*EXERCISE INSTRUCTIONS*
Copy every line of the data that includes the string "name".
— BEGIN RECORDS FOR THIS TASK —
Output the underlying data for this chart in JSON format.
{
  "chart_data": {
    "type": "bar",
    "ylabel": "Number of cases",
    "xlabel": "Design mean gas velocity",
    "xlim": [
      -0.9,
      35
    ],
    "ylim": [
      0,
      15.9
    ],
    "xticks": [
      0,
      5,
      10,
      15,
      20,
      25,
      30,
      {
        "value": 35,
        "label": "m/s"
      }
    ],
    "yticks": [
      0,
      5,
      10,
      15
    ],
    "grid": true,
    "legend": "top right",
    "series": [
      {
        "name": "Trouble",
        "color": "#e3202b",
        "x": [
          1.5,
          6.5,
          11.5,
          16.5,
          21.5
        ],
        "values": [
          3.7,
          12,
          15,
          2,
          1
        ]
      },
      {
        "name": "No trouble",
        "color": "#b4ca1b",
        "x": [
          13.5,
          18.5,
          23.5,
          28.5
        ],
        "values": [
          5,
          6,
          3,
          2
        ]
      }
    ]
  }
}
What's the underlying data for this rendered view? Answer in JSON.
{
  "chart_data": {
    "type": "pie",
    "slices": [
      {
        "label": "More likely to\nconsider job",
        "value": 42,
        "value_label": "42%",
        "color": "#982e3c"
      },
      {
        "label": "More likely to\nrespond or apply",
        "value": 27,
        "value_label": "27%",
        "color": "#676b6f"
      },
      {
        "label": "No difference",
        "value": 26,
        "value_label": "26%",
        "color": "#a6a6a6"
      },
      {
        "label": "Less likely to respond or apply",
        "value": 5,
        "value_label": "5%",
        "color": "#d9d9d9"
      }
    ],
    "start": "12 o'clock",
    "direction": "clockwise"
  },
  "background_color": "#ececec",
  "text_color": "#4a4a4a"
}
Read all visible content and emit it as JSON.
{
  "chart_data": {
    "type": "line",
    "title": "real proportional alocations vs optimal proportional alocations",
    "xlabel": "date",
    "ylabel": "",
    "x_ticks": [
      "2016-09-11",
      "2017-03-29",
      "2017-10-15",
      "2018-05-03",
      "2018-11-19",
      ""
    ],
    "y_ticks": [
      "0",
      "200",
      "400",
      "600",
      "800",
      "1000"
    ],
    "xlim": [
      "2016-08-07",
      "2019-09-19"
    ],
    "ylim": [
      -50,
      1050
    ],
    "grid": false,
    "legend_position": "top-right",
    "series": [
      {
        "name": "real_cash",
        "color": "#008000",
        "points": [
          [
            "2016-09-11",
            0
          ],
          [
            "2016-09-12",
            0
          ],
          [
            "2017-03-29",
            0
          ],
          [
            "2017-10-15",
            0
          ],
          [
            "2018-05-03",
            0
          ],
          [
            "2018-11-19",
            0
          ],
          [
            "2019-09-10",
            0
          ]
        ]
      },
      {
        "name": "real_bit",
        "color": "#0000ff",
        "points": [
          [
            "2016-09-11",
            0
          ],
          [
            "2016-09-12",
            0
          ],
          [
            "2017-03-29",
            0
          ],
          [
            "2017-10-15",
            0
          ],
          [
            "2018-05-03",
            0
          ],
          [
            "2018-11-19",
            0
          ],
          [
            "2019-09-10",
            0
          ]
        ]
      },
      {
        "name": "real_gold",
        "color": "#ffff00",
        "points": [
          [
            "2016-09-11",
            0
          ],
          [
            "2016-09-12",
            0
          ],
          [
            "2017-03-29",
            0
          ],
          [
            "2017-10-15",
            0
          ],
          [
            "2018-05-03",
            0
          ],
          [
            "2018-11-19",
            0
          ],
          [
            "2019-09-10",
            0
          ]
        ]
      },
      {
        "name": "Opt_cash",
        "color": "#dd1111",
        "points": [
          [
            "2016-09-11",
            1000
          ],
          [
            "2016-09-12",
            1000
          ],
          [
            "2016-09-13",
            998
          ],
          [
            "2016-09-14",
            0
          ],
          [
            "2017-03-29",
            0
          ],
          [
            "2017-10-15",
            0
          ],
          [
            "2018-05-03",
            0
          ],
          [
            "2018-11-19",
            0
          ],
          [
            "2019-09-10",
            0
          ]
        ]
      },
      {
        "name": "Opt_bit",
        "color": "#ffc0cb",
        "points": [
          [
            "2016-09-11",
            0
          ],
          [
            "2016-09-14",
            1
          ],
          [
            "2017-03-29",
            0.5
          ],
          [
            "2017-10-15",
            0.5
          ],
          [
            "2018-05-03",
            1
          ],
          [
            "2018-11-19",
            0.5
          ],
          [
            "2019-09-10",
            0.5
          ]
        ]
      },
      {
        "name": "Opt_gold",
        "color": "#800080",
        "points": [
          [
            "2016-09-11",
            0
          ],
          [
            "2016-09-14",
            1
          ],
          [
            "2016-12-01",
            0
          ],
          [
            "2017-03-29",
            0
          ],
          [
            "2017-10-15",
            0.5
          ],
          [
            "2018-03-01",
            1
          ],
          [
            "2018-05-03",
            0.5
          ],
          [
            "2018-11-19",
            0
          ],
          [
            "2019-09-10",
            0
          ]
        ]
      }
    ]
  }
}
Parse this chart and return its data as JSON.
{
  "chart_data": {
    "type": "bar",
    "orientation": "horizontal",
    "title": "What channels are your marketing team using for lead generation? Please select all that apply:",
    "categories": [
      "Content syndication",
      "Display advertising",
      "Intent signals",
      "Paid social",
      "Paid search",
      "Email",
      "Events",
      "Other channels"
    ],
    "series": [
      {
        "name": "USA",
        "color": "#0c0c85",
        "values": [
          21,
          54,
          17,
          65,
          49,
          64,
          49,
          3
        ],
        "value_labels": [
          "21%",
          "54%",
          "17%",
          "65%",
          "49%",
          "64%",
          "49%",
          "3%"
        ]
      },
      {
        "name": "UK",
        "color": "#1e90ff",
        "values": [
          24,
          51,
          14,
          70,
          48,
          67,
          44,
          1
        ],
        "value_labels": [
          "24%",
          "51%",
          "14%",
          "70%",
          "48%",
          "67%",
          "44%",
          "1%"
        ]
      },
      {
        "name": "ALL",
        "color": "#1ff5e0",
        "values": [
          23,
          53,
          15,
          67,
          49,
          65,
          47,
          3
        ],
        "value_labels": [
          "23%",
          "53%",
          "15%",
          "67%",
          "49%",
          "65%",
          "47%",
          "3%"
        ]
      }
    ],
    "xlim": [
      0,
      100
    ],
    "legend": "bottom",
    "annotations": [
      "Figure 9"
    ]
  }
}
— END RECORDS FOR THIS TASK —
*WRITTEN ANSWER*
        "name": "Trouble",
        "name": "No trouble",
        "name": "real_cash",
        "name": "real_bit",
        "name": "real_gold",
        "name": "Opt_cash",
        "name": "Opt_bit",
        "name": "Opt_gold",
        "name": "USA",
        "name": "UK",
        "name": "ALL",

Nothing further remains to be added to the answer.